#### Requirement:
Bring together all lines of the material below that contain the string "used".

Stored records
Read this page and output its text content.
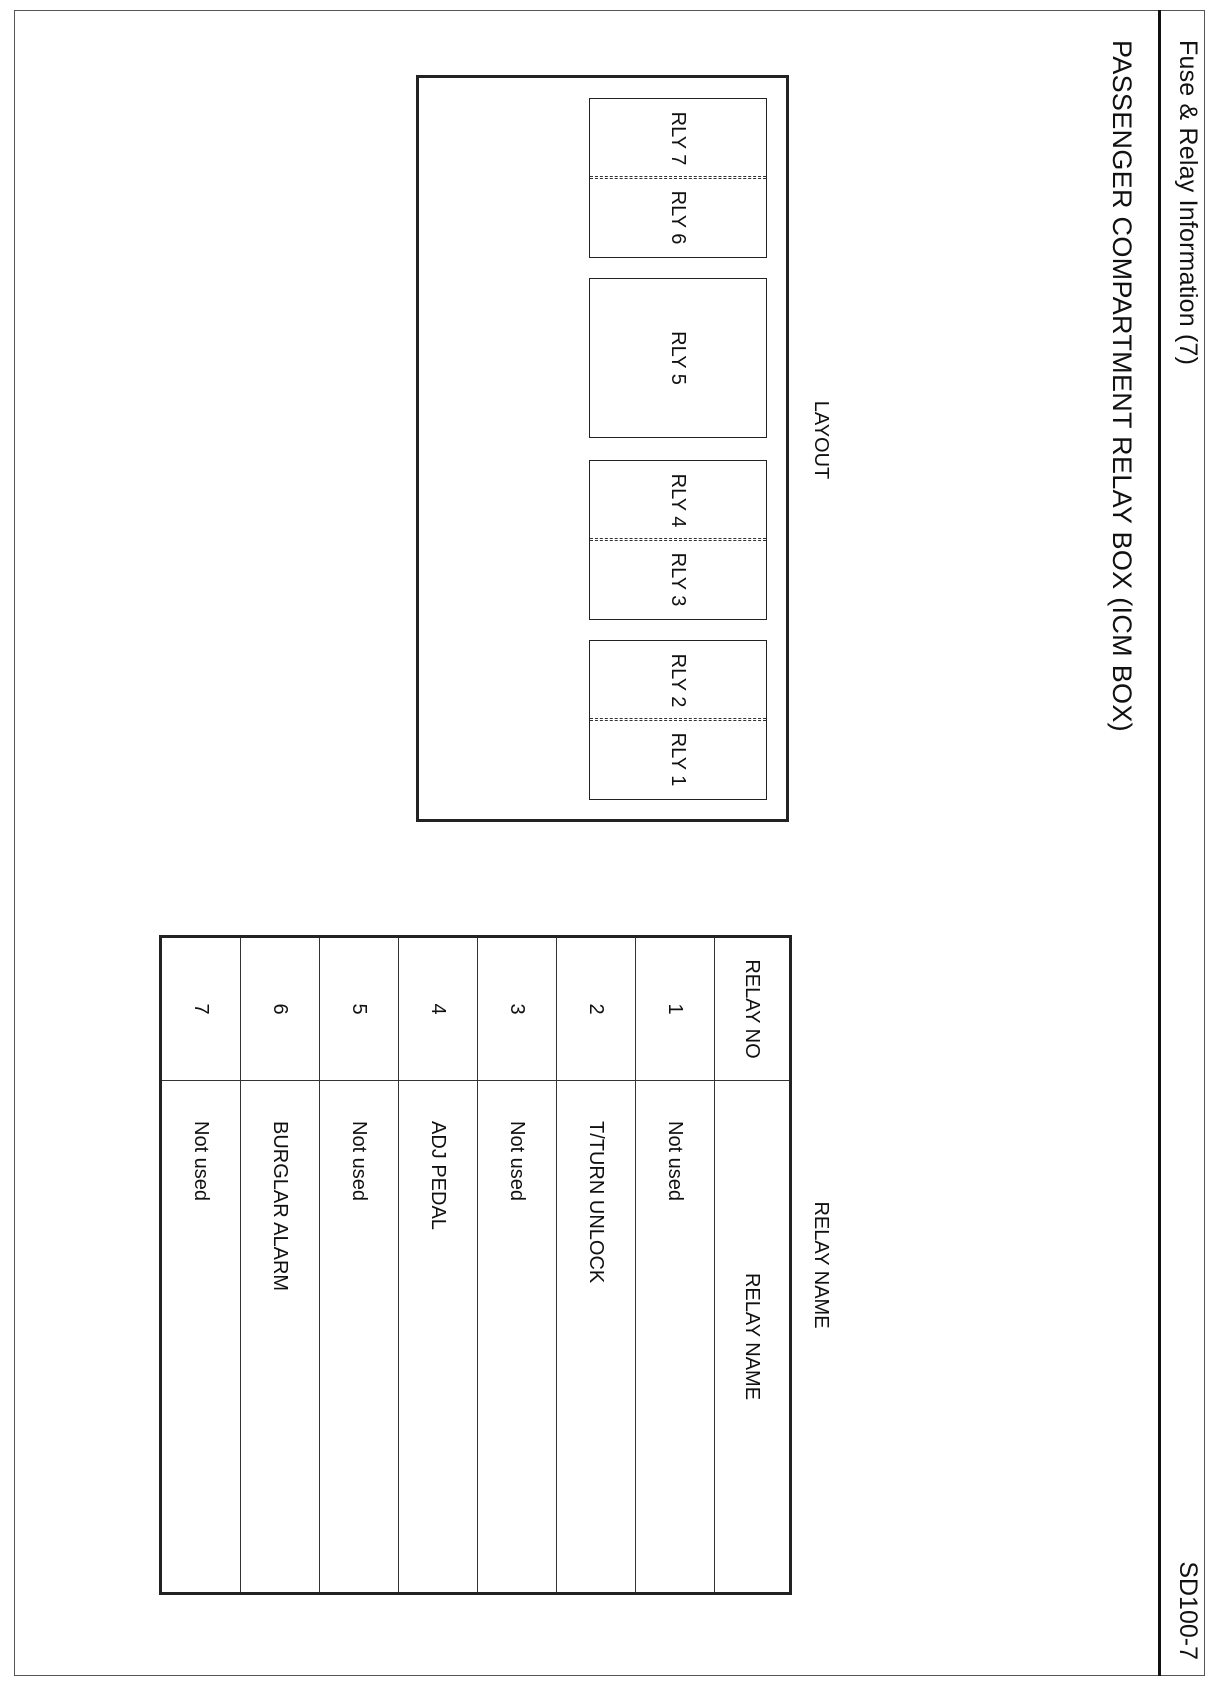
Fuse & Relay Information (7)
SD100-7
PASSENGER COMPARTMENT RELAY BOX (ICM BOX)
LAYOUT
RLY 7
RLY 6
RLY 5
RLY 4
RLY 3
RLY 2
RLY 1
RELAY NAME
RELAY NO	RELAY NAME
1	Not used
2	T/TURN UNLOCK
3	Not used
4	ADJ PEDAL
5	Not used
6	BURGLAR ALARM
7	Not used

#### Solution for this task:
1	Not used
3	Not used
5	Not used
7	Not used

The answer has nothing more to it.